Stored rows:
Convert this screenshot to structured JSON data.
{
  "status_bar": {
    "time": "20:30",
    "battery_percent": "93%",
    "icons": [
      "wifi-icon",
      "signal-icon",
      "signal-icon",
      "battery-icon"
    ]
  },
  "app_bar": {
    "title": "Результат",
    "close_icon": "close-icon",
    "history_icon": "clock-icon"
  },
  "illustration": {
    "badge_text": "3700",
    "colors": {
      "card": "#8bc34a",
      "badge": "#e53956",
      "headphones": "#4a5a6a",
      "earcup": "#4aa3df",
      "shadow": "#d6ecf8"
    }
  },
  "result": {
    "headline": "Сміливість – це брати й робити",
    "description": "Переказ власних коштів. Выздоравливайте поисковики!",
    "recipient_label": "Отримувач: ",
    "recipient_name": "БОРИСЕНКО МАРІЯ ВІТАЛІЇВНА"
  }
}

Exercise details:
Return all the data exactly as given.

Finished answer:
Convert this screenshot to structured JSON data.
{
  "status_bar": {
    "time": "20:30",
    "battery_percent": "93%",
    "icons": [
      "wifi-icon",
      "signal-icon",
      "signal-icon",
      "battery-icon"
    ]
  },
  "app_bar": {
    "title": "Результат",
    "close_icon": "close-icon",
    "history_icon": "clock-icon"
  },
  "illustration": {
    "badge_text": "3700",
    "colors": {
      "card": "#8bc34a",
      "badge": "#e53956",
      "headphones": "#4a5a6a",
      "earcup": "#4aa3df",
      "shadow": "#d6ecf8"
    }
  },
  "result": {
    "headline": "Сміливість – це брати й робити",
    "description": "Переказ власних коштів. Выздоравливайте поисковики!",
    "recipient_label": "Отримувач: ",
    "recipient_name": "БОРИСЕНКО МАРІЯ ВІТАЛІЇВНА"
  }
}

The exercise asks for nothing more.